Tasks for this exercise ->
a) Decide whether each statement agrees with the excerpt on custom type operations: (i) the encode function returns false on success; (ii) every custom type must have a compare function; (iii) a default hash is used when no custom hash function is provided. Answer yes or no for each, quoting the deciding words of the excerpt.
b) From the excerpt on custom type operations, write out the passage starting with "int compare_mytype(const unsigned" and going on through "if not provided)".

Extract to read ->
Define Type Operations
Every custom type needs encode and decode functions, and optionally compare/hash functions:
// Encode: Convert string representation to binary
bool encode_mytype(unsigned char* buffer, size_t buffer_size,
const char* from, size_t from_len, size_t* length) {
// Parse 'from' string and write binary to 'buffer'
// Set *length to bytes written
// Return false on success, true on error
}
// Decode: Convert binary to string representation
bool decode_mytype(const unsigned char* buffer, size_t buffer_size,
char* to, size_t to_buffer_size, size_t* to_length) {
// Read binary from 'buffer' and write string to 'to'
// Set *to_length to string length
// Return false on success, true on error
}
// Compare: Enable ORDER BY and indexing (optional but recommended)
int compare_mytype(const unsigned char* a, size_t a_len,
const unsigned char* b, size_t b_len) {
// Return: negative if a<b, 0 if a==b, positive if a>b
}
// Hash: Custom hash function (optional, uses default if not provided)
size_t hash_mytype(const unsigned char* buffer, size_t buffer_size) {
// Return hash value for the binary data
}
Register the Type
VEF_GENERATE_ENTRY_POINTS(
make_extension("my_extension", "1.0.0")
.type(make_type(MYTYPE)
.persisted_length(16) // Fixed storage size in bytes
.max_decode_buffer_length(64) // Max string representation size
.encode(&encode_mytype)
.decode(&decode_mytype)
.compare(&compare_mytype) // Enables ORDER BY and indexes!
.hash(&hash_mytype) // Optional custom hash
.build())
.func(make_func<&mytype_constructor>("MYTYPE") // Constructor function
.returns(MYTYPE)
.param(REAL)
.param(REAL)
.build())
);
Type Conversion Functions
Expose your encode/decode functions as SQL functions for explicit type conversion:
VEF_GENERATE_ENTRY_POINTS(
make_extension("my_extension", "1.0.0")
.type(make_type(MYTYPE)
.persisted_length(16)
.max_decode_buffer_length(64)
.encode(&encode_mytype)
.decode(&decode_mytype)
.compare(&compare_mytype)
.build())
// String → Custom Type conversion
.func(make_func("mytype_from_string")
.from_string<&encode_mytype>(MYTYPE))
// Custom Type → String conversion
.func(make_func("mytype_to_string")
.to_string<&decode_mytype>(MYTYPE))
.build()
);
Usage in SQL:
-- Convert string to custom type
SELECT mytype_from_string('(1.0,2.0)');
-- Convert custom type to string
SELECT mytype_to_string(my_column) FROM my_table;
-- Explicit conversion in INSERT
INSERT INTO my_table (id, value)

Provided information ->
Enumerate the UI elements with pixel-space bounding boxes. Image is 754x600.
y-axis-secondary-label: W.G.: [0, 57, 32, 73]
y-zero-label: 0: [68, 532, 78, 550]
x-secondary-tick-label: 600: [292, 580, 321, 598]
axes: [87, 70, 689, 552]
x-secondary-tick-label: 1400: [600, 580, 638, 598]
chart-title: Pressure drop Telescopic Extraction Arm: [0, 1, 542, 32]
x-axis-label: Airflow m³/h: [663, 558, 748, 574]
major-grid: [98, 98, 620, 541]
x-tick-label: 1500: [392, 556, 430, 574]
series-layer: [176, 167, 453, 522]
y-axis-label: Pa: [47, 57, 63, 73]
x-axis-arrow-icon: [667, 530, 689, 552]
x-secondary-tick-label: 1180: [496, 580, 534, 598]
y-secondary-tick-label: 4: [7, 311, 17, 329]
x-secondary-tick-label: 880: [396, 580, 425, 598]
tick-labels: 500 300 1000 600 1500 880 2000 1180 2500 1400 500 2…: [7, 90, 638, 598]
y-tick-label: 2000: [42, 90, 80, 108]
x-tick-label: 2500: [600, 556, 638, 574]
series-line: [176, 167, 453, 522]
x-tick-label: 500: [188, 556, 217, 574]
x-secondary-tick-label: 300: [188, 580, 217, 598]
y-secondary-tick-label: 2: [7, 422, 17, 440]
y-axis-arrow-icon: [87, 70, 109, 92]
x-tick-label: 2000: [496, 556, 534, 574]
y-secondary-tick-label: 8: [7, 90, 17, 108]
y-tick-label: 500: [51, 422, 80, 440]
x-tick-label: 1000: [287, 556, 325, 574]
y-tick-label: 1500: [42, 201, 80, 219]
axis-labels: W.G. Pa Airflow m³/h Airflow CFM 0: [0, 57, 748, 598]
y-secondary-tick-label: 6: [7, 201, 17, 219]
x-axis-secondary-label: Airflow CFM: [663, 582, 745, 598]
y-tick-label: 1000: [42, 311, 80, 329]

Solutions in order ->
a)
(i) Yes: "Return false on success, true on error"
(ii) No: "optionally compare/hash functions"
(iii) Yes: "optional, uses default if not provided"

b)
int compare_mytype(const unsigned char* a, size_t a_len,
const unsigned char* b, size_t b_len) {
// Return: negative if a<b, 0 if a==b, positive if a>b
}
// Hash: Custom hash function (optional, uses default if not provided)